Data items
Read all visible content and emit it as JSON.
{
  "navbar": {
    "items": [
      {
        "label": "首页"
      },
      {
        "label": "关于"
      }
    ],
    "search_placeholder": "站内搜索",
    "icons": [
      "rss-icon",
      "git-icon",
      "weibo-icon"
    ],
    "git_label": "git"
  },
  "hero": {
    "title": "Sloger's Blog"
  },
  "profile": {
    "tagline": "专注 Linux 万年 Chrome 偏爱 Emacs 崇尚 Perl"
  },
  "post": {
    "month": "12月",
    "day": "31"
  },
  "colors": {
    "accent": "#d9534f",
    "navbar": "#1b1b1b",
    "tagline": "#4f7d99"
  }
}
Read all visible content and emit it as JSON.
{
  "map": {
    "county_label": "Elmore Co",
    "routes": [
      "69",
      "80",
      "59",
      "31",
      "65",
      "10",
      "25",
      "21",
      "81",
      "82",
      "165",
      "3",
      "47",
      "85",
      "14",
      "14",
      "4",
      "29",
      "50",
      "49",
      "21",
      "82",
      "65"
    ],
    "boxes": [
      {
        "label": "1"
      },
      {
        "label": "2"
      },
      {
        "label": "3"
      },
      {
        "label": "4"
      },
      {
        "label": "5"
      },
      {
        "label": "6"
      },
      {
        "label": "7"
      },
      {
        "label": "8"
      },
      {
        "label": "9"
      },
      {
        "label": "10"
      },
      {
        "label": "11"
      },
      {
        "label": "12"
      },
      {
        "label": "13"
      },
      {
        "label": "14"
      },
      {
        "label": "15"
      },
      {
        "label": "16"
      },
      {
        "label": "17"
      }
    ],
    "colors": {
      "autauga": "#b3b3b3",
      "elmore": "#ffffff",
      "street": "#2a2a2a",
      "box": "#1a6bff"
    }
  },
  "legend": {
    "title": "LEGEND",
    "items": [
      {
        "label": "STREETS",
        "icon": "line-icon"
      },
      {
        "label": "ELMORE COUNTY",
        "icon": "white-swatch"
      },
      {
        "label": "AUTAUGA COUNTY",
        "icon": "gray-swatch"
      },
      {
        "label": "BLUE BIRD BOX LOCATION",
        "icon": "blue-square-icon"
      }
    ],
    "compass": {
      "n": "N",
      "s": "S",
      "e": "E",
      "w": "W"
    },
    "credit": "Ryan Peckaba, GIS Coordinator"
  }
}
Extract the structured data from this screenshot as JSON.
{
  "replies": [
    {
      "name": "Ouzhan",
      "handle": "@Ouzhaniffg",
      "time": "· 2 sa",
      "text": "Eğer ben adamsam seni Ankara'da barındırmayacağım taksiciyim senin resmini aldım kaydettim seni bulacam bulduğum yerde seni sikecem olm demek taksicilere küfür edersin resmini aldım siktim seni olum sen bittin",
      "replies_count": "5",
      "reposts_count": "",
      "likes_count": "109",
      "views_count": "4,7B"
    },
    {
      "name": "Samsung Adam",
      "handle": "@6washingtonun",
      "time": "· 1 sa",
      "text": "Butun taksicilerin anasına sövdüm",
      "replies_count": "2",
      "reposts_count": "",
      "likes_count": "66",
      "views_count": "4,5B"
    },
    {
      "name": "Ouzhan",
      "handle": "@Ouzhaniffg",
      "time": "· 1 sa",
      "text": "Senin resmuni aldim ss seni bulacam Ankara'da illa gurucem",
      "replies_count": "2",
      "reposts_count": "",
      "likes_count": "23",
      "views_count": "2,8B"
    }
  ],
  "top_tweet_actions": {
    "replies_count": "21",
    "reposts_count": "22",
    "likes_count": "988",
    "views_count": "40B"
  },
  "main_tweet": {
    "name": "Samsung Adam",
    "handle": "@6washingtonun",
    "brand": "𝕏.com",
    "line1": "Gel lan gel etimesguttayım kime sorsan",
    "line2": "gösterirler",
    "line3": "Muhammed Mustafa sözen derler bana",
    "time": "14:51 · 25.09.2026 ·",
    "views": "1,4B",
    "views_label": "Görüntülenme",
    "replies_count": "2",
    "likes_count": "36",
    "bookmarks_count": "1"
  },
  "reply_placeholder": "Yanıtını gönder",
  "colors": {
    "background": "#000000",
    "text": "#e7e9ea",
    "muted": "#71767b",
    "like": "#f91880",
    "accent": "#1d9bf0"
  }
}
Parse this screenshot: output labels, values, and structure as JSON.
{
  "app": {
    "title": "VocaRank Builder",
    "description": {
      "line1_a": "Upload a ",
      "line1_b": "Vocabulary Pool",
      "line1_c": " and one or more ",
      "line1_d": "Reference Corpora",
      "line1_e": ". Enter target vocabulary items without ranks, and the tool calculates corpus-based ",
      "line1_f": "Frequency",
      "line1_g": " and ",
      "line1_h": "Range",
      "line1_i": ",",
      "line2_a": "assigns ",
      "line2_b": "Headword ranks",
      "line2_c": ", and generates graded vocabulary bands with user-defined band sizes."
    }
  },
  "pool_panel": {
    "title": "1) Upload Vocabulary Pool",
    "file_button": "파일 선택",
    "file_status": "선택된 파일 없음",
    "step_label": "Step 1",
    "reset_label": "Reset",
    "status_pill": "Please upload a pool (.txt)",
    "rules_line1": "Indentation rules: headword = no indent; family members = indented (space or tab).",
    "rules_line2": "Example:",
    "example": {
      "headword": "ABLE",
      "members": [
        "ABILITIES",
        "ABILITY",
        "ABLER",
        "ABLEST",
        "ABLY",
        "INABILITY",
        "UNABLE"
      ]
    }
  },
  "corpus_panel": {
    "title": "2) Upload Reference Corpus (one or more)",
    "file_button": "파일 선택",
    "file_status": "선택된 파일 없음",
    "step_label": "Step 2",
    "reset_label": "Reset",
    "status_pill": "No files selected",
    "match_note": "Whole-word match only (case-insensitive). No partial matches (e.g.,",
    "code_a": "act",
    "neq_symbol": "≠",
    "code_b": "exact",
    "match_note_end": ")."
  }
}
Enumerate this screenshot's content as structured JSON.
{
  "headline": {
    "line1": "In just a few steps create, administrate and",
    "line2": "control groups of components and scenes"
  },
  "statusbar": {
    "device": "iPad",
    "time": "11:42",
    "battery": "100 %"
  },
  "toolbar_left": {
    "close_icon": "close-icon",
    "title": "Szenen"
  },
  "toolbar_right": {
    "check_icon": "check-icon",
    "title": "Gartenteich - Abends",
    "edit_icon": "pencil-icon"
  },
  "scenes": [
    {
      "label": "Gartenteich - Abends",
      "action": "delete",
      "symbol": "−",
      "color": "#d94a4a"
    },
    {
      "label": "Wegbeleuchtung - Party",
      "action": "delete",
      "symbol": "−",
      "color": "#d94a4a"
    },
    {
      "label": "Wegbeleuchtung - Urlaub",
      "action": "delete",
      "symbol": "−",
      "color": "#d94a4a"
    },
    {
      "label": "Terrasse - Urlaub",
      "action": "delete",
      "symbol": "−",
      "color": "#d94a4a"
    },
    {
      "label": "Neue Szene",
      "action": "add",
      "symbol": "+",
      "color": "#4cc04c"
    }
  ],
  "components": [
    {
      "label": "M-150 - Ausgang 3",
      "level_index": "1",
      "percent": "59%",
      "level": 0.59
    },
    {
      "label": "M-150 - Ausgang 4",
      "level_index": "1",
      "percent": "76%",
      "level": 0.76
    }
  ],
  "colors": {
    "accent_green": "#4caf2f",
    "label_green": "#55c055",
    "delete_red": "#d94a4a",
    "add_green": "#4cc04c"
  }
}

**Task statement:** Give only the number of lines in the data that include the string "handle".

**Solution below:** 4